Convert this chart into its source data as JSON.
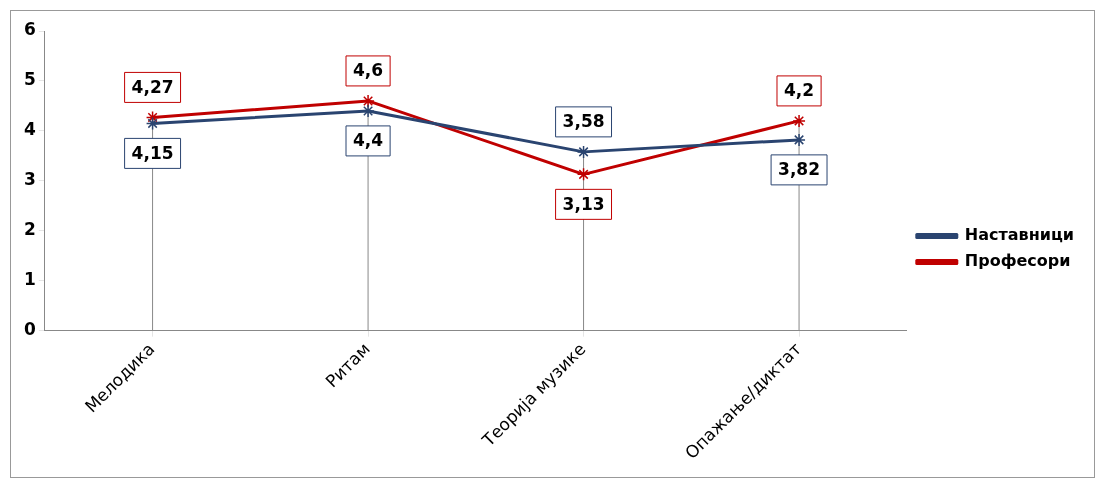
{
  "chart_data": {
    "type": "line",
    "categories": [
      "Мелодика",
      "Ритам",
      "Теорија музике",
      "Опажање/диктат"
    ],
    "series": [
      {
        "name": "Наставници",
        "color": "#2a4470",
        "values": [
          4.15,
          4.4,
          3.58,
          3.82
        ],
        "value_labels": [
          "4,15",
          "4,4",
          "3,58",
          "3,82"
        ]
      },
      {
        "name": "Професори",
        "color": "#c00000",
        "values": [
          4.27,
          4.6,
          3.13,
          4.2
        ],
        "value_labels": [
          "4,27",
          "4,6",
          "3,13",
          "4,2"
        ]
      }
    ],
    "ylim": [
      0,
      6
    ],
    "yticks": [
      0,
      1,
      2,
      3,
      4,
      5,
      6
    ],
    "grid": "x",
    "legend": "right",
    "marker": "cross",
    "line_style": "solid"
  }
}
==
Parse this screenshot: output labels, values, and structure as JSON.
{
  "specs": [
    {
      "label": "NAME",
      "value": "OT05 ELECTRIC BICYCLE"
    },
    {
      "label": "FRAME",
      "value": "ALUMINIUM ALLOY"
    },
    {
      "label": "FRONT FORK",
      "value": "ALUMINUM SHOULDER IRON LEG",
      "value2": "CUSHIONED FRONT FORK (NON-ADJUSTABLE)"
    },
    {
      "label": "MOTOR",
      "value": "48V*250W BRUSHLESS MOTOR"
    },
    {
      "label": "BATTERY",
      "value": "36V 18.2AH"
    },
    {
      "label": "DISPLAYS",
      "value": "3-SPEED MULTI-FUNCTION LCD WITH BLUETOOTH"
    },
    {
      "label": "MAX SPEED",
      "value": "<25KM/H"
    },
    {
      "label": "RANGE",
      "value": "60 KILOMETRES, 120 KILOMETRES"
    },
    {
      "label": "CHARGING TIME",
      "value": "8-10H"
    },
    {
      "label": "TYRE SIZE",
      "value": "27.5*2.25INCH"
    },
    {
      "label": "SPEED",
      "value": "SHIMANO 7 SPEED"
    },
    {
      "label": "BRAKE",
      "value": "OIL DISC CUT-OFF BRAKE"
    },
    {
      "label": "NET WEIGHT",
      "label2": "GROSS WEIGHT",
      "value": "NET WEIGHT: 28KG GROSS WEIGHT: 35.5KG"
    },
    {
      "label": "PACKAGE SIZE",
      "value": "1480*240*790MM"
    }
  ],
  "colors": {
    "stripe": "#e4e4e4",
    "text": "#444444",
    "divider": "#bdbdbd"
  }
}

__INSTRUCTION__
Of all the lines in the listing above, how many contain the word "SPEED"? Answer with the number alone.

__SOLUTION TO THIS TASK__
4